Work instructions - Skip any picture you find and retype all the remaining lines exactly.
## Start Material for this exercise
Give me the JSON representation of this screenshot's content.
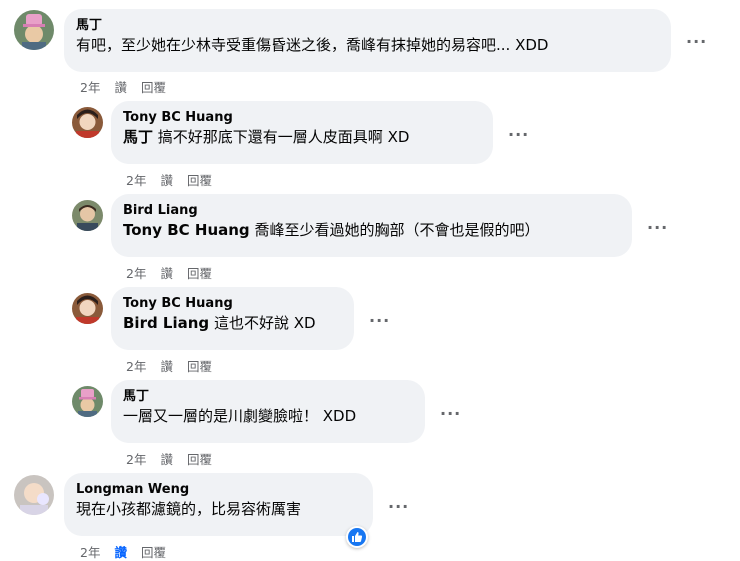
{
  "comments": [
    {
      "author": "馬丁",
      "mention": "",
      "text": "有吧，至少她在少林寺受重傷昏迷之後，喬峰有抹掉她的易容吧... XDD",
      "time": "2年",
      "like_label": "讚",
      "reply_label": "回覆",
      "more_label": "···",
      "avatar_icon": "hat-avatar-icon"
    },
    {
      "author": "Tony BC Huang",
      "mention": "馬丁",
      "text": "搞不好那底下還有一層人皮面具啊 XD",
      "time": "2年",
      "like_label": "讚",
      "reply_label": "回覆",
      "more_label": "···",
      "avatar_icon": "tony-avatar-icon"
    },
    {
      "author": "Bird Liang",
      "mention": "Tony BC Huang",
      "text": "喬峰至少看過她的胸部（不會也是假的吧）",
      "time": "2年",
      "like_label": "讚",
      "reply_label": "回覆",
      "more_label": "···",
      "avatar_icon": "bird-avatar-icon"
    },
    {
      "author": "Tony BC Huang",
      "mention": "Bird Liang",
      "text": "這也不好說 XD",
      "time": "2年",
      "like_label": "讚",
      "reply_label": "回覆",
      "more_label": "···",
      "avatar_icon": "tony-avatar-icon"
    },
    {
      "author": "馬丁",
      "mention": "",
      "text": "一層又一層的是川劇變臉啦！ XDD",
      "time": "2年",
      "like_label": "讚",
      "reply_label": "回覆",
      "more_label": "···",
      "avatar_icon": "hat-avatar-icon"
    },
    {
      "author": "Longman Weng",
      "mention": "",
      "text": "現在小孩都濾鏡的，比易容術厲害",
      "time": "2年",
      "like_label": "讚",
      "reply_label": "回覆",
      "more_label": "···",
      "avatar_icon": "baby-avatar-icon",
      "reaction_icon": "thumbs-up-icon",
      "liked": true
    }
  ],
  "colors": {
    "bubble": "#f0f2f5",
    "meta": "#65676b",
    "like_active": "#0866ff",
    "reaction_blue": "#1877f2"
  }
}
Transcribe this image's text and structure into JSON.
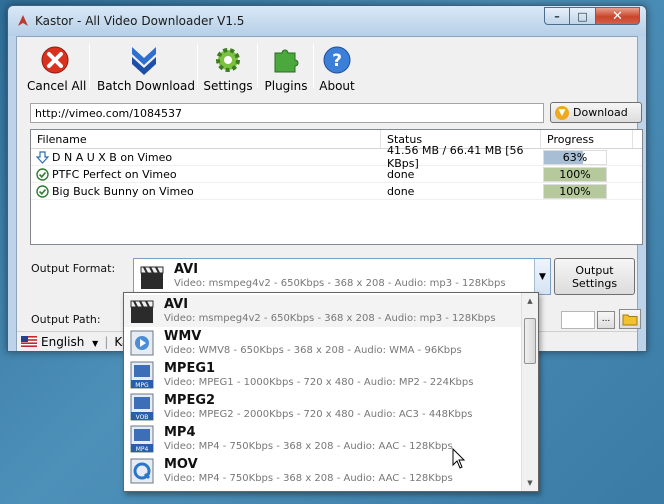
{
  "window": {
    "title": "Kastor - All Video Downloader V1.5"
  },
  "toolbar": {
    "cancel_all": "Cancel All",
    "batch_download": "Batch Download",
    "settings": "Settings",
    "plugins": "Plugins",
    "about": "About"
  },
  "url": {
    "value": "http://vimeo.com/1084537"
  },
  "download_button": "Download",
  "list": {
    "headers": {
      "filename": "Filename",
      "status": "Status",
      "progress": "Progress"
    },
    "rows": [
      {
        "filename": "D N A U X B on Vimeo",
        "status": "41.56 MB / 66.41 MB [56 KBps]",
        "progress": "63%",
        "progress_value": 0.63,
        "icon": "download-arrow-icon",
        "color": "#a7bed4"
      },
      {
        "filename": "PTFC Perfect on Vimeo",
        "status": "done",
        "progress": "100%",
        "progress_value": 1.0,
        "icon": "check-circle-icon",
        "color": "#b6c99c"
      },
      {
        "filename": "Big Buck Bunny on Vimeo",
        "status": "done",
        "progress": "100%",
        "progress_value": 1.0,
        "icon": "check-circle-icon",
        "color": "#b6c99c"
      }
    ]
  },
  "output_format": {
    "label": "Output Format:",
    "selected_name": "AVI",
    "selected_desc": "Video: msmpeg4v2 - 650Kbps - 368 x 208 - Audio: mp3 - 128Kbps"
  },
  "output_settings": "Output Settings",
  "output_path": {
    "label": "Output Path:",
    "browse": "..."
  },
  "statusbar": {
    "language": "English",
    "rest": "Kast"
  },
  "dropdown": {
    "items": [
      {
        "name": "AVI",
        "desc": "Video: msmpeg4v2 - 650Kbps - 368 x 208 - Audio: mp3 - 128Kbps",
        "icon": "clapperboard-icon"
      },
      {
        "name": "WMV",
        "desc": "Video: WMV8 - 650Kbps - 368 x 208 - Audio: WMA - 96Kbps",
        "icon": "media-player-icon"
      },
      {
        "name": "MPEG1",
        "desc": "Video: MPEG1 - 1000Kbps - 720 x 480 - Audio: MP2 - 224Kbps",
        "icon": "mpg-file-icon",
        "badge": "MPG"
      },
      {
        "name": "MPEG2",
        "desc": "Video: MPEG2 - 2000Kbps - 720 x 480 - Audio: AC3 - 448Kbps",
        "icon": "dvd-vob-icon",
        "badge": "VOB"
      },
      {
        "name": "MP4",
        "desc": "Video: MP4 - 750Kbps - 368 x 208 - Audio: AAC - 128Kbps",
        "icon": "mp4-file-icon",
        "badge": "MP4"
      },
      {
        "name": "MOV",
        "desc": "Video: MP4 - 750Kbps - 368 x 208 - Audio: AAC - 128Kbps",
        "icon": "quicktime-icon"
      }
    ]
  }
}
## End Material for this exercise
Full output -
Give me the JSON representation of this screenshot's content.
{
  "comments": [
    {
      "author": "馬丁",
      "mention": "",
      "text": "有吧，至少她在少林寺受重傷昏迷之後，喬峰有抹掉她的易容吧... XDD",
      "time": "2年",
      "like_label": "讚",
      "reply_label": "回覆",
      "more_label": "···",
      "avatar_icon": "hat-avatar-icon"
    },
    {
      "author": "Tony BC Huang",
      "mention": "馬丁",
      "text": "搞不好那底下還有一層人皮面具啊 XD",
      "time": "2年",
      "like_label": "讚",
      "reply_label": "回覆",
      "more_label": "···",
      "avatar_icon": "tony-avatar-icon"
    },
    {
      "author": "Bird Liang",
      "mention": "Tony BC Huang",
      "text": "喬峰至少看過她的胸部（不會也是假的吧）",
      "time": "2年",
      "like_label": "讚",
      "reply_label": "回覆",
      "more_label": "···",
      "avatar_icon": "bird-avatar-icon"
    },
    {
      "author": "Tony BC Huang",
      "mention": "Bird Liang",
      "text": "這也不好說 XD",
      "time": "2年",
      "like_label": "讚",
      "reply_label": "回覆",
      "more_label": "···",
      "avatar_icon": "tony-avatar-icon"
    },
    {
      "author": "馬丁",
      "mention": "",
      "text": "一層又一層的是川劇變臉啦！ XDD",
      "time": "2年",
      "like_label": "讚",
      "reply_label": "回覆",
      "more_label": "···",
      "avatar_icon": "hat-avatar-icon"
    },
    {
      "author": "Longman Weng",
      "mention": "",
      "text": "現在小孩都濾鏡的，比易容術厲害",
      "time": "2年",
      "like_label": "讚",
      "reply_label": "回覆",
      "more_label": "···",
      "avatar_icon": "baby-avatar-icon",
      "reaction_icon": "thumbs-up-icon",
      "liked": true
    }
  ],
  "colors": {
    "bubble": "#f0f2f5",
    "meta": "#65676b",
    "like_active": "#0866ff",
    "reaction_blue": "#1877f2"
  }
}
Transcribe this image's text and structure into JSON.
{
  "window": {
    "title": "Kastor - All Video Downloader V1.5"
  },
  "toolbar": {
    "cancel_all": "Cancel All",
    "batch_download": "Batch Download",
    "settings": "Settings",
    "plugins": "Plugins",
    "about": "About"
  },
  "url": {
    "value": "http://vimeo.com/1084537"
  },
  "download_button": "Download",
  "list": {
    "headers": {
      "filename": "Filename",
      "status": "Status",
      "progress": "Progress"
    },
    "rows": [
      {
        "filename": "D N A U X B on Vimeo",
        "status": "41.56 MB / 66.41 MB [56 KBps]",
        "progress": "63%",
        "progress_value": 0.63,
        "icon": "download-arrow-icon",
        "color": "#a7bed4"
      },
      {
        "filename": "PTFC Perfect on Vimeo",
        "status": "done",
        "progress": "100%",
        "progress_value": 1.0,
        "icon": "check-circle-icon",
        "color": "#b6c99c"
      },
      {
        "filename": "Big Buck Bunny on Vimeo",
        "status": "done",
        "progress": "100%",
        "progress_value": 1.0,
        "icon": "check-circle-icon",
        "color": "#b6c99c"
      }
    ]
  },
  "output_format": {
    "label": "Output Format:",
    "selected_name": "AVI",
    "selected_desc": "Video: msmpeg4v2 - 650Kbps - 368 x 208 - Audio: mp3 - 128Kbps"
  },
  "output_settings": "Output Settings",
  "output_path": {
    "label": "Output Path:",
    "browse": "..."
  },
  "statusbar": {
    "language": "English",
    "rest": "Kast"
  },
  "dropdown": {
    "items": [
      {
        "name": "AVI",
        "desc": "Video: msmpeg4v2 - 650Kbps - 368 x 208 - Audio: mp3 - 128Kbps",
        "icon": "clapperboard-icon"
      },
      {
        "name": "WMV",
        "desc": "Video: WMV8 - 650Kbps - 368 x 208 - Audio: WMA - 96Kbps",
        "icon": "media-player-icon"
      },
      {
        "name": "MPEG1",
        "desc": "Video: MPEG1 - 1000Kbps - 720 x 480 - Audio: MP2 - 224Kbps",
        "icon": "mpg-file-icon",
        "badge": "MPG"
      },
      {
        "name": "MPEG2",
        "desc": "Video: MPEG2 - 2000Kbps - 720 x 480 - Audio: AC3 - 448Kbps",
        "icon": "dvd-vob-icon",
        "badge": "VOB"
      },
      {
        "name": "MP4",
        "desc": "Video: MP4 - 750Kbps - 368 x 208 - Audio: AAC - 128Kbps",
        "icon": "mp4-file-icon",
        "badge": "MP4"
      },
      {
        "name": "MOV",
        "desc": "Video: MP4 - 750Kbps - 368 x 208 - Audio: AAC - 128Kbps",
        "icon": "quicktime-icon"
      }
    ]
  }
}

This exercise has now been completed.